>>

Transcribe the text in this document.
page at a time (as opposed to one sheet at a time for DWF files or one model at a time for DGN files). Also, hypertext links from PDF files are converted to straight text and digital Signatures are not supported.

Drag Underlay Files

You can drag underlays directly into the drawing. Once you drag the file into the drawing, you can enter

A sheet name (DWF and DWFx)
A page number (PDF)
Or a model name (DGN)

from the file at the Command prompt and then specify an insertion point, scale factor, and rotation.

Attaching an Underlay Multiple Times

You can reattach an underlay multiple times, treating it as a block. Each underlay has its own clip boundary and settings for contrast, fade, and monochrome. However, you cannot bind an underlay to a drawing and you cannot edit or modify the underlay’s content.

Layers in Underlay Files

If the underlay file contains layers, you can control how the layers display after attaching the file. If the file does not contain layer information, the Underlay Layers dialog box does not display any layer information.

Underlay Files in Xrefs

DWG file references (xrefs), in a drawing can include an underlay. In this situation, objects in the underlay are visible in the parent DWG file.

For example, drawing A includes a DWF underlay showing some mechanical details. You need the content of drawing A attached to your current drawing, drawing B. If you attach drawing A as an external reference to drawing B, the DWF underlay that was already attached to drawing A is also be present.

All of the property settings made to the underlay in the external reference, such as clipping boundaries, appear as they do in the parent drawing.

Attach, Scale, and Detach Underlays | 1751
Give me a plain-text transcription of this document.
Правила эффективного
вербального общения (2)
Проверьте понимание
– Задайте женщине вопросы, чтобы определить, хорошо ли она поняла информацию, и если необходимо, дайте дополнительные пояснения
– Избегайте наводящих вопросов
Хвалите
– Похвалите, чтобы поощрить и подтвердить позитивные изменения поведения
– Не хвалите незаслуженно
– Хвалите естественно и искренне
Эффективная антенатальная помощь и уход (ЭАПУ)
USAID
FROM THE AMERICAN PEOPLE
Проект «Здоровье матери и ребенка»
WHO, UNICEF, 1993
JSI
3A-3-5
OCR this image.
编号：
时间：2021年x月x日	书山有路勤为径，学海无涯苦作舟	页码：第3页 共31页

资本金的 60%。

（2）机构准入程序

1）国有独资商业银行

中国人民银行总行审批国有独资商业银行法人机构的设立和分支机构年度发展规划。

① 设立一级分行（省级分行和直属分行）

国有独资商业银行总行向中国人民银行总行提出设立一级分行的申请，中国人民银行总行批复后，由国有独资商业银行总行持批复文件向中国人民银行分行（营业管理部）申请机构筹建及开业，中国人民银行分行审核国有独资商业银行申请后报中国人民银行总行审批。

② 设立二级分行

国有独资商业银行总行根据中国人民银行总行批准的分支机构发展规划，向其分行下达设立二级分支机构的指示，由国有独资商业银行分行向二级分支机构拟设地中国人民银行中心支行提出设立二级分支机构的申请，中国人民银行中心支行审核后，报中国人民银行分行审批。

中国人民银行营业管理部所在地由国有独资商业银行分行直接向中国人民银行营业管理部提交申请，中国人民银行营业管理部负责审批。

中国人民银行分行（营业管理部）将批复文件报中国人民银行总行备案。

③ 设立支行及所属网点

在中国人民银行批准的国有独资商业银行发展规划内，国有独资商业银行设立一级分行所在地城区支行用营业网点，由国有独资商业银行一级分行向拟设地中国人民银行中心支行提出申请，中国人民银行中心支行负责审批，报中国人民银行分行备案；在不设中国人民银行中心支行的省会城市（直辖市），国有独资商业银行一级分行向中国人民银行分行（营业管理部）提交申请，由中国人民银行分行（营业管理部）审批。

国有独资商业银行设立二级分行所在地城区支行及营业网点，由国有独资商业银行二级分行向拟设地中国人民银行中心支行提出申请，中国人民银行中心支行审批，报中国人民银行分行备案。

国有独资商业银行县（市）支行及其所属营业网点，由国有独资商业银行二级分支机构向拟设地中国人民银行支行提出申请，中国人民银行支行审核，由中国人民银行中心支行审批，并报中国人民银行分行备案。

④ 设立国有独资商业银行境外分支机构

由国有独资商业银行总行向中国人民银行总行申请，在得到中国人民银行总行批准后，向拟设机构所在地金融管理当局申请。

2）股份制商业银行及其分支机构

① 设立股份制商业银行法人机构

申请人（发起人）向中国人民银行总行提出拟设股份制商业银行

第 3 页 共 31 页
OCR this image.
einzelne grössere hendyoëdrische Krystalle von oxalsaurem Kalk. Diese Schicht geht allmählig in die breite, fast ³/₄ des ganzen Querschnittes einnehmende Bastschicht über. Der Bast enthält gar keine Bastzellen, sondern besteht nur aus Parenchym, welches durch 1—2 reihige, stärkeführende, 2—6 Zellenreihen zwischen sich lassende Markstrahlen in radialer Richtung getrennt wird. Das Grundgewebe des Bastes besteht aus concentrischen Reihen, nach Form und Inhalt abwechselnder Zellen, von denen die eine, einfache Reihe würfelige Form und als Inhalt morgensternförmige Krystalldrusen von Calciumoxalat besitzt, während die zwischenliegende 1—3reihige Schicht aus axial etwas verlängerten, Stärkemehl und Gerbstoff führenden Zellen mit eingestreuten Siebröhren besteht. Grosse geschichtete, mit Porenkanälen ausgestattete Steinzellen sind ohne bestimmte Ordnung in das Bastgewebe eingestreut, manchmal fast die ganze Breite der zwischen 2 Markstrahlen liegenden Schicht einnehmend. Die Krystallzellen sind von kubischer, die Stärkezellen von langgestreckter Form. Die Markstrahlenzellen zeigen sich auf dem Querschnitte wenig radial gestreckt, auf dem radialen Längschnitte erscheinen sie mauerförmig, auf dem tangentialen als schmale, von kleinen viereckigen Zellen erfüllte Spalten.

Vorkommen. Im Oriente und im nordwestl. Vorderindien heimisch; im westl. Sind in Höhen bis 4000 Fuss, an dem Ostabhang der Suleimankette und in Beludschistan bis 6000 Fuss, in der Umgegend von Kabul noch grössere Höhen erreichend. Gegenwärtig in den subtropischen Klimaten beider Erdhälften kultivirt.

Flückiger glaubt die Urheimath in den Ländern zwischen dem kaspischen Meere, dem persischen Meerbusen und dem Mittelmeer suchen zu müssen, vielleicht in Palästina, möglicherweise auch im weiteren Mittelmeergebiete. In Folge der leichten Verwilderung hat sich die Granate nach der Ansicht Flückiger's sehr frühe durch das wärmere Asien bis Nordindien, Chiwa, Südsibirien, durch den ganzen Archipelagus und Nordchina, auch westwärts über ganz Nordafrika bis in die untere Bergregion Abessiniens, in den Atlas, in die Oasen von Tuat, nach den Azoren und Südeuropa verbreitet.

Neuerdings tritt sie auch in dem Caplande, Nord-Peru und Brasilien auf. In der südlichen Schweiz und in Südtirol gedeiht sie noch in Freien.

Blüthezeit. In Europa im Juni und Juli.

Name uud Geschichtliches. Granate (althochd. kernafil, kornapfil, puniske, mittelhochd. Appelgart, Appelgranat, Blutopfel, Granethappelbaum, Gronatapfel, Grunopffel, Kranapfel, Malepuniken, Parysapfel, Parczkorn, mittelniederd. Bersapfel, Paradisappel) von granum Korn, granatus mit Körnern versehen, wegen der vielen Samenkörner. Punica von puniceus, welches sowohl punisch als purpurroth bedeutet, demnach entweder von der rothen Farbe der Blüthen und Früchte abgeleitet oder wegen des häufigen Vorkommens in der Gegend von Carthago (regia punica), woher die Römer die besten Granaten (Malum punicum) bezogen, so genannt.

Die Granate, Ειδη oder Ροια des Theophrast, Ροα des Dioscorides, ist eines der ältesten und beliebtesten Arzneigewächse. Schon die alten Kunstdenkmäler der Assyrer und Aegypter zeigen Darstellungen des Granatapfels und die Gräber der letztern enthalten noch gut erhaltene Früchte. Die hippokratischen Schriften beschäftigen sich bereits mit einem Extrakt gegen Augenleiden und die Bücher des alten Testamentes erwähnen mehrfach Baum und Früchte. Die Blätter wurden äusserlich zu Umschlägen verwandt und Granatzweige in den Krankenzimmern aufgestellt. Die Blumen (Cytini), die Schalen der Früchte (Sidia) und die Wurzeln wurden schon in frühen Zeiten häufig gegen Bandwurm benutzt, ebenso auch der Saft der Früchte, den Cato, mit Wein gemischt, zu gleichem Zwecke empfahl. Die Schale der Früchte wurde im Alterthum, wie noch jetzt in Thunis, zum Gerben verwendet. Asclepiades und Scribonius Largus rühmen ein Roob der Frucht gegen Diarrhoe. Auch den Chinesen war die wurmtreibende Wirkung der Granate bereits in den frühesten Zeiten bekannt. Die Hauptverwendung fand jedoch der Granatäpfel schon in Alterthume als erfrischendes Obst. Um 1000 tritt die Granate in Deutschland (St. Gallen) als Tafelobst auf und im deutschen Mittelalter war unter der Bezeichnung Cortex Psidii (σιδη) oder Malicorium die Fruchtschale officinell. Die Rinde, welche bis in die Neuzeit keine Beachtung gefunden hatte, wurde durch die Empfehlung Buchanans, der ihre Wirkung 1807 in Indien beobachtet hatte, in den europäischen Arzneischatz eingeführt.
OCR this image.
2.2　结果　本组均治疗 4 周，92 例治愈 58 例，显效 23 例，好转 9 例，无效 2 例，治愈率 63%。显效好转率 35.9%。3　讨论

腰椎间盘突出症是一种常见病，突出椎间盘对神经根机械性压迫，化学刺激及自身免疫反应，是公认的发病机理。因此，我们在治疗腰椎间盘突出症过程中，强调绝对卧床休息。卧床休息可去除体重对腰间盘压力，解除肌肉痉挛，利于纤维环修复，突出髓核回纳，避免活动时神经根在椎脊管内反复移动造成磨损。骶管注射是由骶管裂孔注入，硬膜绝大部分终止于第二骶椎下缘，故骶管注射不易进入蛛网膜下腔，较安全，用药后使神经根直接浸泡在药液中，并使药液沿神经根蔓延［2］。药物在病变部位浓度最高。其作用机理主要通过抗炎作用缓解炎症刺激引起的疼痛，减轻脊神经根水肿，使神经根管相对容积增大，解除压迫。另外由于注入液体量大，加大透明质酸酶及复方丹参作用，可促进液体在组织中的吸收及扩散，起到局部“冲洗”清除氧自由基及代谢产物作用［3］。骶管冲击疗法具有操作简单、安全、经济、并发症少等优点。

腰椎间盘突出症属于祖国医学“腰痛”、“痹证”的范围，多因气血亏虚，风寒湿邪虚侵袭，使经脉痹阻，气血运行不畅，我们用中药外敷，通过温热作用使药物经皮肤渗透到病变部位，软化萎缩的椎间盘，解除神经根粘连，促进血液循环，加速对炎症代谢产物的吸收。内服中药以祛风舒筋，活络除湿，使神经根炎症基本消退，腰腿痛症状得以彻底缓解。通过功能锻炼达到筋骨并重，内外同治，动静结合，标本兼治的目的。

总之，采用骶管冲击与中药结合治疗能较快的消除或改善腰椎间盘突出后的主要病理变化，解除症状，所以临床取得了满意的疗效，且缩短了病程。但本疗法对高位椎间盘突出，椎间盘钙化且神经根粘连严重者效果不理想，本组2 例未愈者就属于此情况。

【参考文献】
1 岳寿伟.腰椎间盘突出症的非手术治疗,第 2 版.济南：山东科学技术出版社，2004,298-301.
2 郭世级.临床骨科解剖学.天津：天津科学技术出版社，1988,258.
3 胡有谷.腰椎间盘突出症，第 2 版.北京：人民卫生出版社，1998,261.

<<

* Instructions for the task *
Identify each line of the material where the word "text" shows up, and copy it.

* Solution to the exercise *
Transcribe the text in this document.
page at a time (as opposed to one sheet at a time for DWF files or one model at a time for DGN files). Also, hypertext links from PDF files are converted to straight text and digital Signatures are not supported.
Give me a plain-text transcription of this document.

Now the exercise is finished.